▸ **Instructions for the task**
Copy the records word for word, from the line containing "preview-radio[interactable] — [195, 359, 211, 375]" through the line containing "doi-question: Do you", including both of those lines.

▸ **Dataset entries**
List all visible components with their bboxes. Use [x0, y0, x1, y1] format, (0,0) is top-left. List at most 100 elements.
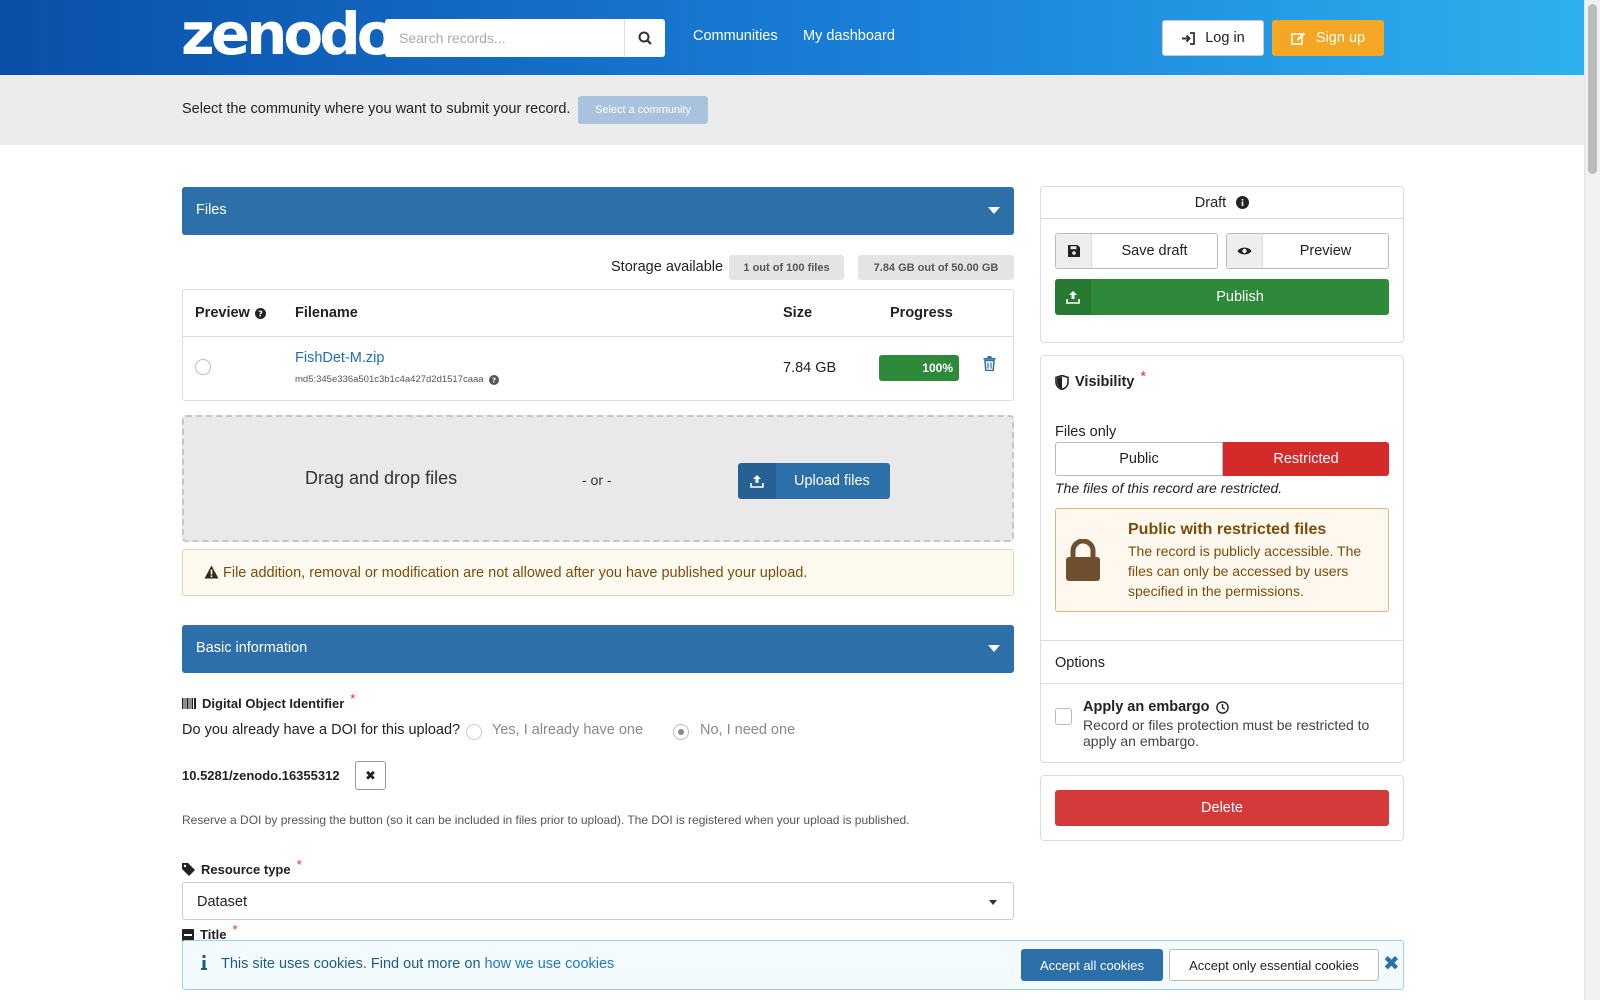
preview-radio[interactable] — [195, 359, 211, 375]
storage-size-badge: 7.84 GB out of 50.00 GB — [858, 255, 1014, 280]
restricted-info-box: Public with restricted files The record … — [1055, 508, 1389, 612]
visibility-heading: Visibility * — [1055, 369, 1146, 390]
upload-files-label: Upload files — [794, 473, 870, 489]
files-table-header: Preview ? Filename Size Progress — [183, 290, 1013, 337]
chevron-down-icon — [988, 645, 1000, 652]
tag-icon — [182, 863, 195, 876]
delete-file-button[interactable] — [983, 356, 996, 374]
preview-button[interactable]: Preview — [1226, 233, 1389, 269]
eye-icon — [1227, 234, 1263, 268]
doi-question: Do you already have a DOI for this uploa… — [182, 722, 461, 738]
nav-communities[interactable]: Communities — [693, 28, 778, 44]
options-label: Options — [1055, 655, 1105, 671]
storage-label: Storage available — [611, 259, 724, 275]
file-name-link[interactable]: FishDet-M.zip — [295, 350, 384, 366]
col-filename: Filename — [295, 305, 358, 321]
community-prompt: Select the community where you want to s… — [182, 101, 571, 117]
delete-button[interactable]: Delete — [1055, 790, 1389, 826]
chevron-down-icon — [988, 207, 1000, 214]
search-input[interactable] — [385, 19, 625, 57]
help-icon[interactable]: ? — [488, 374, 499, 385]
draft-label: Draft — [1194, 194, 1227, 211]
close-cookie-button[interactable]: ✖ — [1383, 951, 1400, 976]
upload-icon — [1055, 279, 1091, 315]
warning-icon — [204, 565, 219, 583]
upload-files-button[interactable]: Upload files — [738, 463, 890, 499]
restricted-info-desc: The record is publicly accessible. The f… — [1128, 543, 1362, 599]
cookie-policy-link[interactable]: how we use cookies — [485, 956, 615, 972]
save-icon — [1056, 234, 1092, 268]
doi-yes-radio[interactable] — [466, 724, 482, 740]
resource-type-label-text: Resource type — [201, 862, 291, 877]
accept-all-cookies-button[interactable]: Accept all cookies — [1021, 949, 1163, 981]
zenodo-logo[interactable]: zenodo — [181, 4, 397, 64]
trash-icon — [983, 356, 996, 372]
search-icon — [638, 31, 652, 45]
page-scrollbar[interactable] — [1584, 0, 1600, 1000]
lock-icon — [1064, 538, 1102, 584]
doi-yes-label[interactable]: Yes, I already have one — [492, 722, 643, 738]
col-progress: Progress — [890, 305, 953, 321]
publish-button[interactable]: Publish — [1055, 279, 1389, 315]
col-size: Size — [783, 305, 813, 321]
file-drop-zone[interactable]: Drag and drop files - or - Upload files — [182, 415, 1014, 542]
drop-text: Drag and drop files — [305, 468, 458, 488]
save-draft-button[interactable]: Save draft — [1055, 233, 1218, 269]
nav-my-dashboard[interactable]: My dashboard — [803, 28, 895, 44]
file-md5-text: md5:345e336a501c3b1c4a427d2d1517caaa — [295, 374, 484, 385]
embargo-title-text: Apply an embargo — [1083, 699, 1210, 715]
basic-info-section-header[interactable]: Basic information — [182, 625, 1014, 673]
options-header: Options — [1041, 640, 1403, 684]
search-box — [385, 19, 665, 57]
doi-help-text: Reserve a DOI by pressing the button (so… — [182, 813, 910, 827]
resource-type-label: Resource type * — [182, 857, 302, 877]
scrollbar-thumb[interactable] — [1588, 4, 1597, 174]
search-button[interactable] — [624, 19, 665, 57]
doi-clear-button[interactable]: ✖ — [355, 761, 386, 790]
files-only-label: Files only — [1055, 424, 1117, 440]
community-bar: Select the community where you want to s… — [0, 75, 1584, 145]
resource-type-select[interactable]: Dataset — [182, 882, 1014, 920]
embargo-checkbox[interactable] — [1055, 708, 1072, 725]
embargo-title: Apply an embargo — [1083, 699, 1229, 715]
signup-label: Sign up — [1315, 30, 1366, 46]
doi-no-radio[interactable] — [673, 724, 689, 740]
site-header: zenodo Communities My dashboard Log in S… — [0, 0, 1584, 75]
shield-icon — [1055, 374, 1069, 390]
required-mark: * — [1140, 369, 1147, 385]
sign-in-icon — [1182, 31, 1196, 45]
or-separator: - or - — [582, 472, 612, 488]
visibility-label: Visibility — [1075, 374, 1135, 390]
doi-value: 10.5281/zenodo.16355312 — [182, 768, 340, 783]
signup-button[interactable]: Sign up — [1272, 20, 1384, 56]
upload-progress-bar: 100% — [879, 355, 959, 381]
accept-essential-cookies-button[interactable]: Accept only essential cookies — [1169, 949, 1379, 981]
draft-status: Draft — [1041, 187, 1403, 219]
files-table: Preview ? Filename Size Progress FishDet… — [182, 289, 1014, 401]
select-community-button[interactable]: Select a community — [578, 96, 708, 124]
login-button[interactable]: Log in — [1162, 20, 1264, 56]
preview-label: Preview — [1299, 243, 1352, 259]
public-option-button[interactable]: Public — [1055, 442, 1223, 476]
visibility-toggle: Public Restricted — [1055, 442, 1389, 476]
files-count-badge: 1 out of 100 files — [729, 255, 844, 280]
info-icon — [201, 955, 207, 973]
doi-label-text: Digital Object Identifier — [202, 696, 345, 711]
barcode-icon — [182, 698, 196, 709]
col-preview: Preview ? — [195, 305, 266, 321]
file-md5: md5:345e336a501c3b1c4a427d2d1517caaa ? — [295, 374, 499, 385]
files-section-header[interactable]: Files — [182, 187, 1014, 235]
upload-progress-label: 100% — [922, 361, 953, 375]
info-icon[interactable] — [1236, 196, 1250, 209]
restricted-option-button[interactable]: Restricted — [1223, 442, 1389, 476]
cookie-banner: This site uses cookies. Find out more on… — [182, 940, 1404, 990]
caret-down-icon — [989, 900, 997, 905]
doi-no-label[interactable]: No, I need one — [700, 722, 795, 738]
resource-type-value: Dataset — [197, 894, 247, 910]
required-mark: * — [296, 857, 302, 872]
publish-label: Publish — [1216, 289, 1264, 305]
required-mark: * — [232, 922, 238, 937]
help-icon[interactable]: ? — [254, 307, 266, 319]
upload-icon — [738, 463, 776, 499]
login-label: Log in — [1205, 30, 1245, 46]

▸ **Answer for this exercise**
preview-radio[interactable] — [195, 359, 211, 375]
storage-size-badge: 7.84 GB out of 50.00 GB — [858, 255, 1014, 280]
restricted-info-box: Public with restricted files The record … — [1055, 508, 1389, 612]
visibility-heading: Visibility * — [1055, 369, 1146, 390]
upload-files-label: Upload files — [794, 473, 870, 489]
files-table-header: Preview ? Filename Size Progress — [183, 290, 1013, 337]
chevron-down-icon — [988, 645, 1000, 652]
tag-icon — [182, 863, 195, 876]
delete-file-button[interactable] — [983, 356, 996, 374]
preview-button[interactable]: Preview — [1226, 233, 1389, 269]
eye-icon — [1227, 234, 1263, 268]
doi-question: Do you already have a DOI for this uploa… — [182, 722, 461, 738]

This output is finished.